• Task to carry out: Tally the lines that include "name". Output the number only.

• Exercise inputs:
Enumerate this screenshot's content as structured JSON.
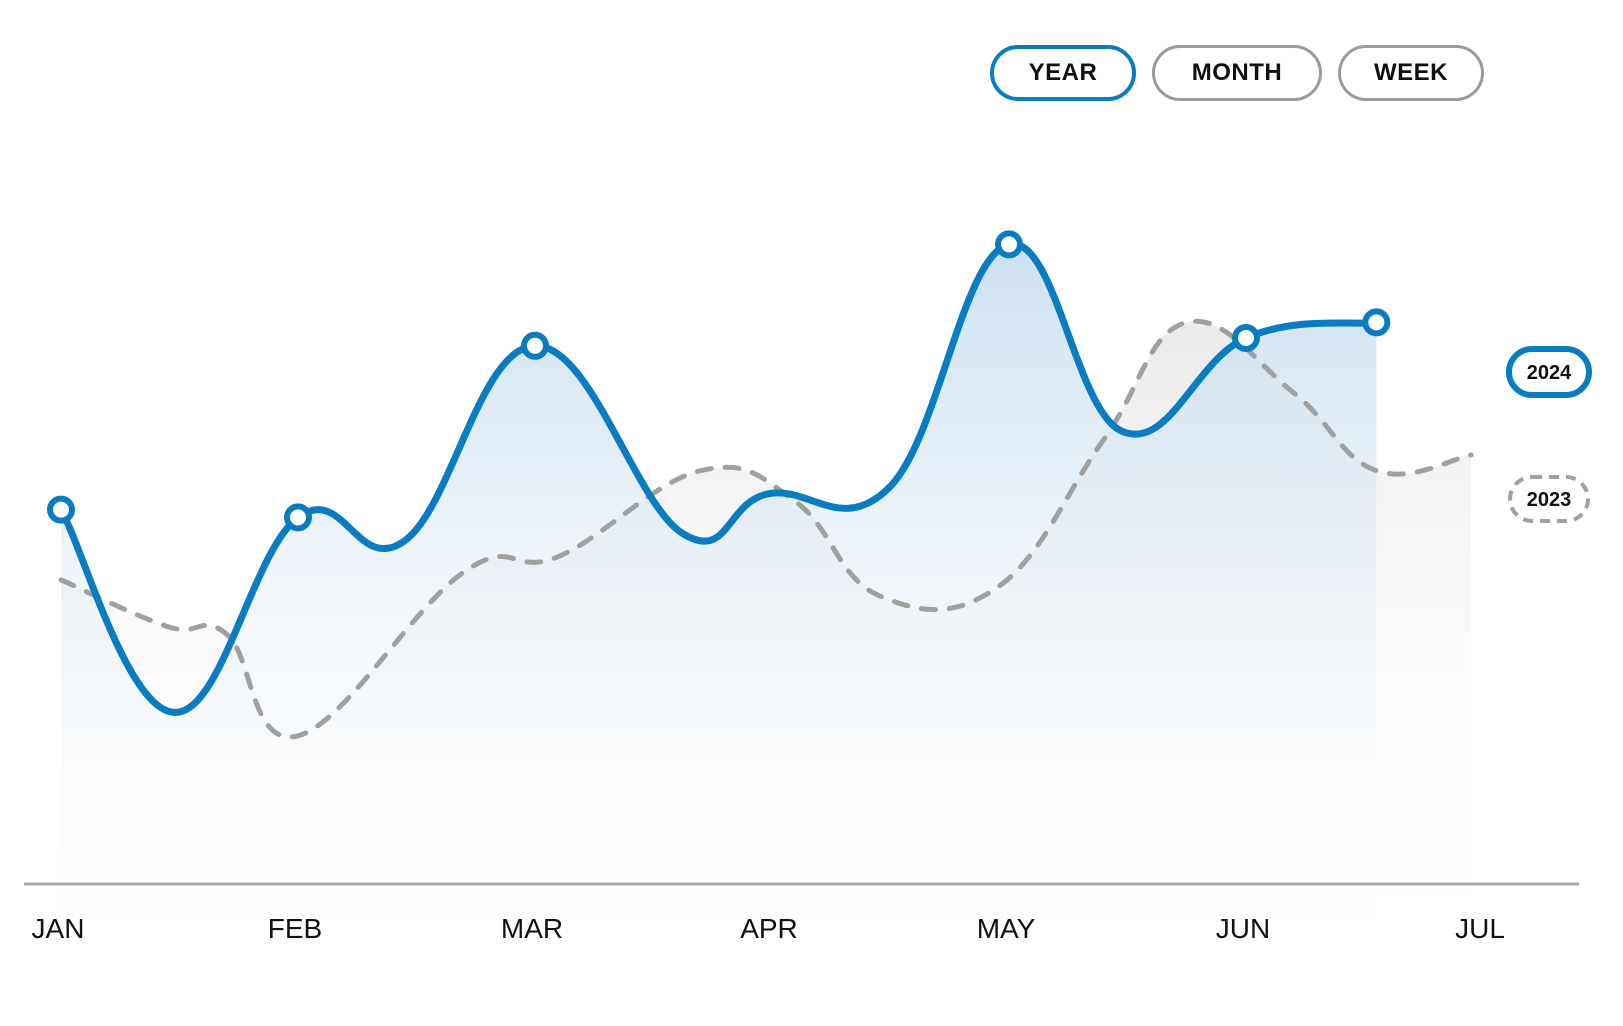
{
  "filters": {
    "year": "YEAR",
    "month": "MONTH",
    "week": "WEEK",
    "active": "year"
  },
  "colors": {
    "series_2024": "#0a7dc2",
    "series_2023": "#a0a0a0",
    "axis": "#a8a8a8"
  },
  "chart_data": {
    "type": "line",
    "title": "",
    "xlabel": "",
    "ylabel": "",
    "grid": false,
    "legend_position": "right",
    "ylim": [
      0,
      100
    ],
    "categories": [
      "JAN",
      "FEB",
      "MAR",
      "APR",
      "MAY",
      "JUN",
      "JUL"
    ],
    "series": [
      {
        "name": "2024",
        "style": "solid",
        "color": "#0a7dc2",
        "markers": true,
        "x": [
          0,
          0.48,
          1.0,
          1.45,
          2.0,
          2.62,
          2.98,
          3.5,
          4.0,
          4.48,
          5.0,
          5.55
        ],
        "y": [
          48,
          22,
          47,
          44,
          69,
          45,
          50,
          51,
          82,
          58,
          70,
          72
        ]
      },
      {
        "name": "2023",
        "style": "dashed",
        "color": "#a0a0a0",
        "markers": false,
        "x": [
          0,
          0.45,
          0.7,
          1.0,
          1.7,
          2.1,
          2.7,
          3.1,
          3.45,
          3.95,
          4.4,
          4.75,
          5.2,
          5.55,
          5.95
        ],
        "y": [
          39,
          33,
          32,
          19,
          40,
          42,
          53,
          49,
          37,
          38,
          57,
          72,
          63,
          53,
          55
        ]
      }
    ]
  }
}
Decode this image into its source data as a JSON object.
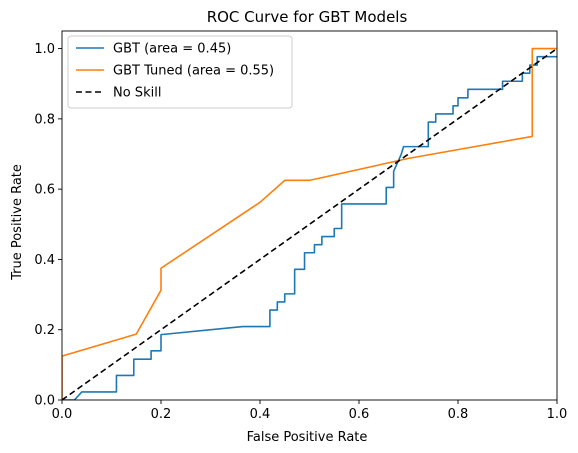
{
  "chart_data": {
    "type": "line",
    "title": "ROC Curve for GBT Models",
    "xlabel": "False Positive Rate",
    "ylabel": "True Positive Rate",
    "xlim": [
      0,
      1
    ],
    "ylim": [
      0,
      1.05
    ],
    "xticks": [
      0,
      0.2,
      0.4,
      0.6,
      0.8,
      1
    ],
    "xtick_labels": [
      "0.0",
      "0.2",
      "0.4",
      "0.6",
      "0.8",
      "1.0"
    ],
    "yticks": [
      0,
      0.2,
      0.4,
      0.6,
      0.8,
      1
    ],
    "ytick_labels": [
      "0.0",
      "0.2",
      "0.4",
      "0.6",
      "0.8",
      "1.0"
    ],
    "grid": false,
    "legend_position": "top-left",
    "series": [
      {
        "name": "GBT (area = 0.45)",
        "color": "#1f77b4",
        "style": "solid",
        "x": [
          0,
          0.025,
          0.04,
          0.11,
          0.11,
          0.145,
          0.145,
          0.18,
          0.18,
          0.2,
          0.2,
          0.365,
          0.42,
          0.42,
          0.435,
          0.435,
          0.45,
          0.45,
          0.47,
          0.47,
          0.49,
          0.49,
          0.51,
          0.51,
          0.525,
          0.525,
          0.55,
          0.55,
          0.565,
          0.565,
          0.655,
          0.655,
          0.67,
          0.67,
          0.685,
          0.69,
          0.705,
          0.71,
          0.74,
          0.74,
          0.755,
          0.755,
          0.77,
          0.77,
          0.79,
          0.79,
          0.8,
          0.8,
          0.82,
          0.82,
          0.89,
          0.89,
          0.93,
          0.93,
          0.945,
          0.945,
          0.96,
          0.96,
          0.98,
          0.98,
          1
        ],
        "y": [
          0,
          0,
          0.023,
          0.023,
          0.07,
          0.07,
          0.116,
          0.116,
          0.14,
          0.14,
          0.186,
          0.209,
          0.209,
          0.256,
          0.256,
          0.279,
          0.279,
          0.302,
          0.302,
          0.372,
          0.372,
          0.419,
          0.419,
          0.442,
          0.442,
          0.465,
          0.465,
          0.488,
          0.488,
          0.558,
          0.558,
          0.605,
          0.605,
          0.651,
          0.698,
          0.721,
          0.721,
          0.721,
          0.721,
          0.791,
          0.791,
          0.814,
          0.814,
          0.814,
          0.814,
          0.837,
          0.837,
          0.86,
          0.86,
          0.884,
          0.884,
          0.907,
          0.907,
          0.93,
          0.93,
          0.953,
          0.953,
          0.977,
          0.977,
          0.977,
          0.977
        ]
      },
      {
        "name": "GBT Tuned (area = 0.55)",
        "color": "#ff7f0e",
        "style": "solid",
        "x": [
          0,
          0,
          0.15,
          0.2,
          0.2,
          0.4,
          0.45,
          0.5,
          0.7,
          0.95,
          0.95,
          1
        ],
        "y": [
          0,
          0.125,
          0.1875,
          0.3125,
          0.375,
          0.5625,
          0.625,
          0.625,
          0.6875,
          0.75,
          1,
          1
        ]
      },
      {
        "name": "No Skill",
        "color": "#000000",
        "style": "dashed",
        "x": [
          0,
          1
        ],
        "y": [
          0,
          1
        ]
      }
    ]
  }
}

• Problem solution: 5